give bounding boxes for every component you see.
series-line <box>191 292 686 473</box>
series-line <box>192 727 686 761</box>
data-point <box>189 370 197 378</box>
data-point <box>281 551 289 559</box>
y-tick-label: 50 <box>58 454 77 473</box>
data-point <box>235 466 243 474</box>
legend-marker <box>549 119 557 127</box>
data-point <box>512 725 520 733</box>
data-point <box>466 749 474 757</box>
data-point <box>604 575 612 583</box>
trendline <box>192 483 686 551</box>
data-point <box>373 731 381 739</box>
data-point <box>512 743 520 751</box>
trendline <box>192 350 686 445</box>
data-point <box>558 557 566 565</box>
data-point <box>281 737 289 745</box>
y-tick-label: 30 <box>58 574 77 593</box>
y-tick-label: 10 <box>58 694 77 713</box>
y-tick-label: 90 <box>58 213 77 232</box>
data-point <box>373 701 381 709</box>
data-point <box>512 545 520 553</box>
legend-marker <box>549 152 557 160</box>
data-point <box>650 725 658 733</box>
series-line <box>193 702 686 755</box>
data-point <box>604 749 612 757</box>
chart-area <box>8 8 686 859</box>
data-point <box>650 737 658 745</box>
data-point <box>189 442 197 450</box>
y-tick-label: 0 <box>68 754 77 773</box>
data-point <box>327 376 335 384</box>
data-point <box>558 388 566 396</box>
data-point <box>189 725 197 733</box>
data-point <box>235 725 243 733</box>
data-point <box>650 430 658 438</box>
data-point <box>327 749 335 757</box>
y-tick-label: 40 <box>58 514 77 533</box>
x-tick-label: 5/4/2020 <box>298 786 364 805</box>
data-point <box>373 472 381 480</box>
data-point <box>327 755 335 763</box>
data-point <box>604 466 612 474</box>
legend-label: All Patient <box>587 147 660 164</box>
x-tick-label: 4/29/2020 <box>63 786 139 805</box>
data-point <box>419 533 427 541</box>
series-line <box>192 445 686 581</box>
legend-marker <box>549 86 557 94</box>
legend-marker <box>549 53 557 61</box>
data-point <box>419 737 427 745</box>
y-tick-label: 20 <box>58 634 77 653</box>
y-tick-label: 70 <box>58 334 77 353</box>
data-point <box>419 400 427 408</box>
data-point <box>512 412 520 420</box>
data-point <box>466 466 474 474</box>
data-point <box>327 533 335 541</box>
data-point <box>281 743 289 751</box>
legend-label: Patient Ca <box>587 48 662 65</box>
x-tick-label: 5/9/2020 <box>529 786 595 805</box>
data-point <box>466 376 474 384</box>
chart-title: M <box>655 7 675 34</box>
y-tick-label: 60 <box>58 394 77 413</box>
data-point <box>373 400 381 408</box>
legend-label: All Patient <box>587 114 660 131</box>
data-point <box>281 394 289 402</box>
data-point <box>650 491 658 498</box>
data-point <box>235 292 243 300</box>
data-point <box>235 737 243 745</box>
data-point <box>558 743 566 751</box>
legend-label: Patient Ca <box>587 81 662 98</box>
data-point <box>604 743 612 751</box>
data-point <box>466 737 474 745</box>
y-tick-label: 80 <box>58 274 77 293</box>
------------------------
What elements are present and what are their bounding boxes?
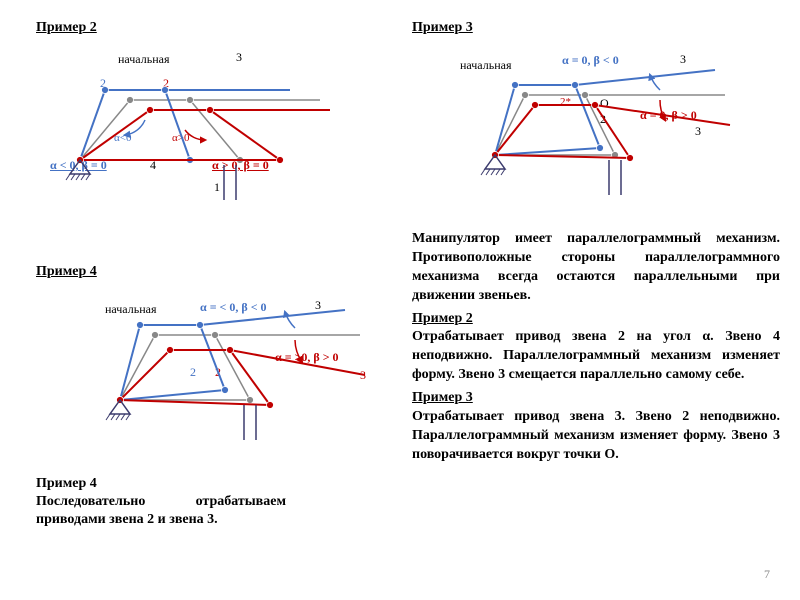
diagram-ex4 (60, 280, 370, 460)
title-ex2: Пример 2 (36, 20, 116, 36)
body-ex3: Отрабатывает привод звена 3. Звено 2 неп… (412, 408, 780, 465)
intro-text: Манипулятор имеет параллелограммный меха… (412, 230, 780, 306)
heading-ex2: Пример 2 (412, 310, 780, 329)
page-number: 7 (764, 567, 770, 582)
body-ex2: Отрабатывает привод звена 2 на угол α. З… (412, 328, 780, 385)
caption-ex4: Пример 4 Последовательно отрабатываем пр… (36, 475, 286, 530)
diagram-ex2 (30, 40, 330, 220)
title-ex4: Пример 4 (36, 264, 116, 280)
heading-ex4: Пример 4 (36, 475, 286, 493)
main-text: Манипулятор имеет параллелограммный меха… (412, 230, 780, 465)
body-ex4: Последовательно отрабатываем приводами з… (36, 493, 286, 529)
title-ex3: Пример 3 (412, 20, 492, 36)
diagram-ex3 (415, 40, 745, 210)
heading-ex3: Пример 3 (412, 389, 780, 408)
------------------------
→ THE TASK: Please repeat the rows from the one containing "give bounding boxes" through the one containing "data-point <box>189 442 197 450</box>", inclusive, with no changes.

→ WRITTEN SOLUTION:
give bounding boxes for every component you see.
series-line <box>191 292 686 473</box>
series-line <box>192 727 686 761</box>
data-point <box>189 370 197 378</box>
data-point <box>281 551 289 559</box>
y-tick-label: 50 <box>58 454 77 473</box>
data-point <box>235 466 243 474</box>
legend-marker <box>549 119 557 127</box>
data-point <box>512 725 520 733</box>
data-point <box>466 749 474 757</box>
data-point <box>604 575 612 583</box>
trendline <box>192 483 686 551</box>
data-point <box>373 731 381 739</box>
data-point <box>512 743 520 751</box>
trendline <box>192 350 686 445</box>
data-point <box>558 557 566 565</box>
data-point <box>281 737 289 745</box>
y-tick-label: 30 <box>58 574 77 593</box>
y-tick-label: 10 <box>58 694 77 713</box>
y-tick-label: 90 <box>58 213 77 232</box>
data-point <box>373 701 381 709</box>
data-point <box>512 545 520 553</box>
legend-marker <box>549 152 557 160</box>
data-point <box>650 725 658 733</box>
series-line <box>193 702 686 755</box>
data-point <box>604 749 612 757</box>
chart-area <box>8 8 686 859</box>
data-point <box>650 737 658 745</box>
data-point <box>189 442 197 450</box>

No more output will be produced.